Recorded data
-*-*-
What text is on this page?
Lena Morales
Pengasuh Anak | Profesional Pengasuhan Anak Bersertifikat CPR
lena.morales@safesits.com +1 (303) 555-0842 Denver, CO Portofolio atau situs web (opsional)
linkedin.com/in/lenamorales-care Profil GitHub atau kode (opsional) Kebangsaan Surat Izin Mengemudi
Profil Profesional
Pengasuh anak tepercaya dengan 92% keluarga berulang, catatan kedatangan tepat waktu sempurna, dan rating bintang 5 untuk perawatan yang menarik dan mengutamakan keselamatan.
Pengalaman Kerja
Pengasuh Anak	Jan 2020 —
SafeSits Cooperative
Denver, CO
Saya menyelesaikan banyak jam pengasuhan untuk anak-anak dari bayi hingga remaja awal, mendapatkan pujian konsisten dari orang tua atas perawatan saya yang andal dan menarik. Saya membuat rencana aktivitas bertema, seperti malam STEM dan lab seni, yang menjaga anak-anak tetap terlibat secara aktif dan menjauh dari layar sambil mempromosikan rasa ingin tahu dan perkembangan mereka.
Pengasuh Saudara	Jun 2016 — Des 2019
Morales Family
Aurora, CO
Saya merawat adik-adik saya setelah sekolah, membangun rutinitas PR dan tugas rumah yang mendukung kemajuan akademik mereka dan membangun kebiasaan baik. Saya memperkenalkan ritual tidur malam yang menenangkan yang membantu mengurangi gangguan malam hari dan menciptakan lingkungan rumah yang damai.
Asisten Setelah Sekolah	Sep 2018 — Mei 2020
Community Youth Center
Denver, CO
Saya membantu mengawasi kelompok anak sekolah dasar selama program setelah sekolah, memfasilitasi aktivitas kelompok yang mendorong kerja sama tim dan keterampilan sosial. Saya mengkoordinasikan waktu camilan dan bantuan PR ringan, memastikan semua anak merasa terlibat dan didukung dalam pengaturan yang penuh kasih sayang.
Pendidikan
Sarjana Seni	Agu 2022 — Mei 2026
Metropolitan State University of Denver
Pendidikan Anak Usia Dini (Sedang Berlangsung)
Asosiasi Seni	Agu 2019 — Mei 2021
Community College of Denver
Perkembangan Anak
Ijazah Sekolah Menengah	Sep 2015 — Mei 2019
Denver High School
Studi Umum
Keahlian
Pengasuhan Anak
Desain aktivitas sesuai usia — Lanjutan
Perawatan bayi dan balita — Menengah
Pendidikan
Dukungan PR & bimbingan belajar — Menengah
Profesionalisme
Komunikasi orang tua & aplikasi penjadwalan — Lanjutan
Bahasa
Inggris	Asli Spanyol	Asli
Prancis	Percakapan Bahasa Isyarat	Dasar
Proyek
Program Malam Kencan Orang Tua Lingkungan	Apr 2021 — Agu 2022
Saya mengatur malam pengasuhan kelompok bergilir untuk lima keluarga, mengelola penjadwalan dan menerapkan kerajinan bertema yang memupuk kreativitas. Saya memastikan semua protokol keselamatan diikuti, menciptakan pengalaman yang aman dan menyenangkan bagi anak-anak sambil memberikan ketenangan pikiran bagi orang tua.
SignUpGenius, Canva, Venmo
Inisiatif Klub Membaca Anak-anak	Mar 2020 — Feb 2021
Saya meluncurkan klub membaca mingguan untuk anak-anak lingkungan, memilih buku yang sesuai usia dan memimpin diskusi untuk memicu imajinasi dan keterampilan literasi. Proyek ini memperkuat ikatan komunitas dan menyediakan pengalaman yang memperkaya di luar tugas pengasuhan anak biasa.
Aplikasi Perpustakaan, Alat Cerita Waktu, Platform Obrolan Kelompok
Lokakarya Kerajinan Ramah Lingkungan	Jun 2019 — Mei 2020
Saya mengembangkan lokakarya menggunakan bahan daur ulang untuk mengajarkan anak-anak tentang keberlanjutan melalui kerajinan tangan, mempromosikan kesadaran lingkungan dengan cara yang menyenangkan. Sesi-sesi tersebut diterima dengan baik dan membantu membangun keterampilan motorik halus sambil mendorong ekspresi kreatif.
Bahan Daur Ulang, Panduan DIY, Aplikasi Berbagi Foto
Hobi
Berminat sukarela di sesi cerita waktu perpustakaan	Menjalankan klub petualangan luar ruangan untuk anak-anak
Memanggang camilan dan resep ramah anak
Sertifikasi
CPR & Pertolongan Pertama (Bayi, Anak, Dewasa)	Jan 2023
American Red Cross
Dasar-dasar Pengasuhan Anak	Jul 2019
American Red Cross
-*-*-
STATED GOAL
Transcribe the material above in its entirety. Match it exactly.

COMPLETED EXERCISE
What text is on this page?
Lena Morales
Pengasuh Anak | Profesional Pengasuhan Anak Bersertifikat CPR
lena.morales@safesits.com +1 (303) 555-0842 Denver, CO Portofolio atau situs web (opsional)
linkedin.com/in/lenamorales-care Profil GitHub atau kode (opsional) Kebangsaan Surat Izin Mengemudi
Profil Profesional
Pengasuh anak tepercaya dengan 92% keluarga berulang, catatan kedatangan tepat waktu sempurna, dan rating bintang 5 untuk perawatan yang menarik dan mengutamakan keselamatan.
Pengalaman Kerja
Pengasuh Anak	Jan 2020 —
SafeSits Cooperative
Denver, CO
Saya menyelesaikan banyak jam pengasuhan untuk anak-anak dari bayi hingga remaja awal, mendapatkan pujian konsisten dari orang tua atas perawatan saya yang andal dan menarik. Saya membuat rencana aktivitas bertema, seperti malam STEM dan lab seni, yang menjaga anak-anak tetap terlibat secara aktif dan menjauh dari layar sambil mempromosikan rasa ingin tahu dan perkembangan mereka.
Pengasuh Saudara	Jun 2016 — Des 2019
Morales Family
Aurora, CO
Saya merawat adik-adik saya setelah sekolah, membangun rutinitas PR dan tugas rumah yang mendukung kemajuan akademik mereka dan membangun kebiasaan baik. Saya memperkenalkan ritual tidur malam yang menenangkan yang membantu mengurangi gangguan malam hari dan menciptakan lingkungan rumah yang damai.
Asisten Setelah Sekolah	Sep 2018 — Mei 2020
Community Youth Center
Denver, CO
Saya membantu mengawasi kelompok anak sekolah dasar selama program setelah sekolah, memfasilitasi aktivitas kelompok yang mendorong kerja sama tim dan keterampilan sosial. Saya mengkoordinasikan waktu camilan dan bantuan PR ringan, memastikan semua anak merasa terlibat dan didukung dalam pengaturan yang penuh kasih sayang.
Pendidikan
Sarjana Seni	Agu 2022 — Mei 2026
Metropolitan State University of Denver
Pendidikan Anak Usia Dini (Sedang Berlangsung)
Asosiasi Seni	Agu 2019 — Mei 2021
Community College of Denver
Perkembangan Anak
Ijazah Sekolah Menengah	Sep 2015 — Mei 2019
Denver High School
Studi Umum
Keahlian
Pengasuhan Anak
Desain aktivitas sesuai usia — Lanjutan
Perawatan bayi dan balita — Menengah
Pendidikan
Dukungan PR & bimbingan belajar — Menengah
Profesionalisme
Komunikasi orang tua & aplikasi penjadwalan — Lanjutan
Bahasa
Inggris	Asli Spanyol	Asli
Prancis	Percakapan Bahasa Isyarat	Dasar
Proyek
Program Malam Kencan Orang Tua Lingkungan	Apr 2021 — Agu 2022
Saya mengatur malam pengasuhan kelompok bergilir untuk lima keluarga, mengelola penjadwalan dan menerapkan kerajinan bertema yang memupuk kreativitas. Saya memastikan semua protokol keselamatan diikuti, menciptakan pengalaman yang aman dan menyenangkan bagi anak-anak sambil memberikan ketenangan pikiran bagi orang tua.
SignUpGenius, Canva, Venmo
Inisiatif Klub Membaca Anak-anak	Mar 2020 — Feb 2021
Saya meluncurkan klub membaca mingguan untuk anak-anak lingkungan, memilih buku yang sesuai usia dan memimpin diskusi untuk memicu imajinasi dan keterampilan literasi. Proyek ini memperkuat ikatan komunitas dan menyediakan pengalaman yang memperkaya di luar tugas pengasuhan anak biasa.
Aplikasi Perpustakaan, Alat Cerita Waktu, Platform Obrolan Kelompok
Lokakarya Kerajinan Ramah Lingkungan	Jun 2019 — Mei 2020
Saya mengembangkan lokakarya menggunakan bahan daur ulang untuk mengajarkan anak-anak tentang keberlanjutan melalui kerajinan tangan, mempromosikan kesadaran lingkungan dengan cara yang menyenangkan. Sesi-sesi tersebut diterima dengan baik dan membantu membangun keterampilan motorik halus sambil mendorong ekspresi kreatif.
Bahan Daur Ulang, Panduan DIY, Aplikasi Berbagi Foto
Hobi
Berminat sukarela di sesi cerita waktu perpustakaan	Menjalankan klub petualangan luar ruangan untuk anak-anak
Memanggang camilan dan resep ramah anak
Sertifikasi
CPR & Pertolongan Pertama (Bayi, Anak, Dewasa)	Jan 2023
American Red Cross
Dasar-dasar Pengasuhan Anak	Jul 2019
American Red Cross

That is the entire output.